» Task objective: Every line holding the string "data" should be gathered.

## START Records for this task

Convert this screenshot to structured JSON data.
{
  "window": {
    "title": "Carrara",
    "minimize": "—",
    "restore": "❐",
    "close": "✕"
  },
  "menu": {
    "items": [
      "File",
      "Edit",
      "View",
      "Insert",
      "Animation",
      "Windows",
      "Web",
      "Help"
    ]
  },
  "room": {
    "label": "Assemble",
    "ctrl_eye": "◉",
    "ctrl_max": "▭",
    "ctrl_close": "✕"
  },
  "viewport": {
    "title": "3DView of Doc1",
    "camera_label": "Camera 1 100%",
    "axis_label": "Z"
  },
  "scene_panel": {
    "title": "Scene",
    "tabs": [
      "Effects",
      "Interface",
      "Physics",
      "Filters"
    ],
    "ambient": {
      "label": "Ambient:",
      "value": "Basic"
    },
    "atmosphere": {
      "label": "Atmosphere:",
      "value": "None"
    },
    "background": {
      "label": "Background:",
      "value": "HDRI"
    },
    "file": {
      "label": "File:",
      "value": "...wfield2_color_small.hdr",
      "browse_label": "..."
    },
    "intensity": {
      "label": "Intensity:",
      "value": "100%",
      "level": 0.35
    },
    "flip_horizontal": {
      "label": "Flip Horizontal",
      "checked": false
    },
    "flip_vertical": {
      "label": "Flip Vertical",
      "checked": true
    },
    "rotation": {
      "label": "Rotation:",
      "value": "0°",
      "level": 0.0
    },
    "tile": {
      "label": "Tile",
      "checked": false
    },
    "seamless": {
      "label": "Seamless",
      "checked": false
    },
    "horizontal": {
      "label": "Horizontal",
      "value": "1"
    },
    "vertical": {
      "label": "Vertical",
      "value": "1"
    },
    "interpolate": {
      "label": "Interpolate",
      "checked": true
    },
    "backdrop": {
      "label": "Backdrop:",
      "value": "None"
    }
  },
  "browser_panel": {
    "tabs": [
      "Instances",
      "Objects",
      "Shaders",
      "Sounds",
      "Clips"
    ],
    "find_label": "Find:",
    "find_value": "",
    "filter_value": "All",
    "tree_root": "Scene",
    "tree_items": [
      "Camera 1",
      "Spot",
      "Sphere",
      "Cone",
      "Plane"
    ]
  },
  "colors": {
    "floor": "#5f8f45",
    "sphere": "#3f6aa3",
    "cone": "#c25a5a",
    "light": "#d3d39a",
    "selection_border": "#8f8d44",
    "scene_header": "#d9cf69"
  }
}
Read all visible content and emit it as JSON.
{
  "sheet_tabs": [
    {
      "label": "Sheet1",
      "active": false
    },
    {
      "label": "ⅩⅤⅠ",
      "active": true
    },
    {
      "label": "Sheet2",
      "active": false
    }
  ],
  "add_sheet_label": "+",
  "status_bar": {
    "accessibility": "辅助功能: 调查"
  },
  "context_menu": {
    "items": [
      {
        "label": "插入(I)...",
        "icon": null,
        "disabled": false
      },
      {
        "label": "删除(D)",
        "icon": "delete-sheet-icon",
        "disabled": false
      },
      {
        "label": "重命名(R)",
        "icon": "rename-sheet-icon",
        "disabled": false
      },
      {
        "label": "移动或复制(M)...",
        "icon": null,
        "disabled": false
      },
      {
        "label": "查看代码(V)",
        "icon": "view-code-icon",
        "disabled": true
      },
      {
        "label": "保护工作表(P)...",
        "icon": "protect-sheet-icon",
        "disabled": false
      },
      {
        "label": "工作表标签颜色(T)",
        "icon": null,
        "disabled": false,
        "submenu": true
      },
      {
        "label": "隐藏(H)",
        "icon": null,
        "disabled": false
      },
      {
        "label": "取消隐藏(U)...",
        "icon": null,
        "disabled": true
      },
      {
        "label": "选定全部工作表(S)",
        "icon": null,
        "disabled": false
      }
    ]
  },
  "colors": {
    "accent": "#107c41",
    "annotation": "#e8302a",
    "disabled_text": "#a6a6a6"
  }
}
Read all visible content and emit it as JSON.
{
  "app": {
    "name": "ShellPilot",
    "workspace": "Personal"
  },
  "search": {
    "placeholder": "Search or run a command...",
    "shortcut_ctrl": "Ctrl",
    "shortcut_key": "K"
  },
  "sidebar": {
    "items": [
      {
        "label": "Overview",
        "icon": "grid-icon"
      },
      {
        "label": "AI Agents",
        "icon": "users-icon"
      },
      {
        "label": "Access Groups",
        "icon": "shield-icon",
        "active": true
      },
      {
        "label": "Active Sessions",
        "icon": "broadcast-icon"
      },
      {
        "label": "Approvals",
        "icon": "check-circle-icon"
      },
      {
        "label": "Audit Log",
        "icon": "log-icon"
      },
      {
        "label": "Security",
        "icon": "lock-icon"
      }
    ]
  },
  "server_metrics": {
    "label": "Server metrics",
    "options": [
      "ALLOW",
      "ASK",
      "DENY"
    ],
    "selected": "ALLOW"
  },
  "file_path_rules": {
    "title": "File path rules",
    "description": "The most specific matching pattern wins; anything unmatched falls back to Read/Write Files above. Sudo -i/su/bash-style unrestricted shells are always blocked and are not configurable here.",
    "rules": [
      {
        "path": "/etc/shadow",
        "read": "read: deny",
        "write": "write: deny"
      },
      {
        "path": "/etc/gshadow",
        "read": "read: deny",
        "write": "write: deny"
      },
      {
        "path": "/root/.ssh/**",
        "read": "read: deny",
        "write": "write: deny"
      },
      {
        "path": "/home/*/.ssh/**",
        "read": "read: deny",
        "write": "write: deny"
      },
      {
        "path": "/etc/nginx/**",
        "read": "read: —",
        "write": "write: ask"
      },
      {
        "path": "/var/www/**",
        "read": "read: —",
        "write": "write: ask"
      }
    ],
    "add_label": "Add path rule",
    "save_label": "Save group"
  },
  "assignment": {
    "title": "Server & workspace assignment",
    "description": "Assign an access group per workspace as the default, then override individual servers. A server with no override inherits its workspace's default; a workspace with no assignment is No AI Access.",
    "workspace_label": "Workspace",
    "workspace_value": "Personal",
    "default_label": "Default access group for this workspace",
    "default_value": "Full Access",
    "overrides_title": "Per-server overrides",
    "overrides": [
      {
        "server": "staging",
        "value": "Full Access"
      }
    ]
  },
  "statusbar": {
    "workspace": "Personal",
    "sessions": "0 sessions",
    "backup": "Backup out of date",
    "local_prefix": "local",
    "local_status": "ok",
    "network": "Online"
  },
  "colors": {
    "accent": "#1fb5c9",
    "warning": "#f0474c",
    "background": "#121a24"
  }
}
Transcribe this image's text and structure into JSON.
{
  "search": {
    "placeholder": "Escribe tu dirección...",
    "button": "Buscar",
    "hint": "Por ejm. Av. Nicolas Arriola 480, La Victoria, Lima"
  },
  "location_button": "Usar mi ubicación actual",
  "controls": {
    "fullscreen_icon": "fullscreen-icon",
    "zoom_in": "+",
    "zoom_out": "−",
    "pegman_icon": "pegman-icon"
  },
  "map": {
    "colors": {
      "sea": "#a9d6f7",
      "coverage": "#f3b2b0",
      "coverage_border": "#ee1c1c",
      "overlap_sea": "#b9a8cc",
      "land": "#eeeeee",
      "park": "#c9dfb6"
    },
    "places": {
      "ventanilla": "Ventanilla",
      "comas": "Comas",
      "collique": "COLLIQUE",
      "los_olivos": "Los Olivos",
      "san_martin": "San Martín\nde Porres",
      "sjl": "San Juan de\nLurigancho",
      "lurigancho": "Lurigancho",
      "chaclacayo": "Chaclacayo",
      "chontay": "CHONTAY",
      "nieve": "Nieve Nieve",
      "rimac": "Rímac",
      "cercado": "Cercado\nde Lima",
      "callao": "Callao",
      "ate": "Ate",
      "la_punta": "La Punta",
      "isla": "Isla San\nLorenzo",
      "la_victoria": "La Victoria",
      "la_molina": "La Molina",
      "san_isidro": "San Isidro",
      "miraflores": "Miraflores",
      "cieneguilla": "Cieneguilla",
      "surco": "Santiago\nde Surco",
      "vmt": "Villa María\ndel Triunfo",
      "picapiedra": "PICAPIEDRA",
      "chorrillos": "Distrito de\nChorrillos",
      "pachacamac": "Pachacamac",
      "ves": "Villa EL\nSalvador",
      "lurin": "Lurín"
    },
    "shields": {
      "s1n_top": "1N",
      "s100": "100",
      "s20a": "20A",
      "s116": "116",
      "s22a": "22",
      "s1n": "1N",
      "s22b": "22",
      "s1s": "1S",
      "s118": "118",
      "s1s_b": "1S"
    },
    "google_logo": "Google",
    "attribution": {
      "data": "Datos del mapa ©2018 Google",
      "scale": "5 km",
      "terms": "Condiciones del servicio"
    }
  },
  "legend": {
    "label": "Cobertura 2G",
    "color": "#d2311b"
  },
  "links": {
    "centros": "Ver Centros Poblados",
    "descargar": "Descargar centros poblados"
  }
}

## END Records for this task

» Finished exercise:
Convert this screenshot to structured JSON data.
      "data": "Datos del mapa ©2018 Google",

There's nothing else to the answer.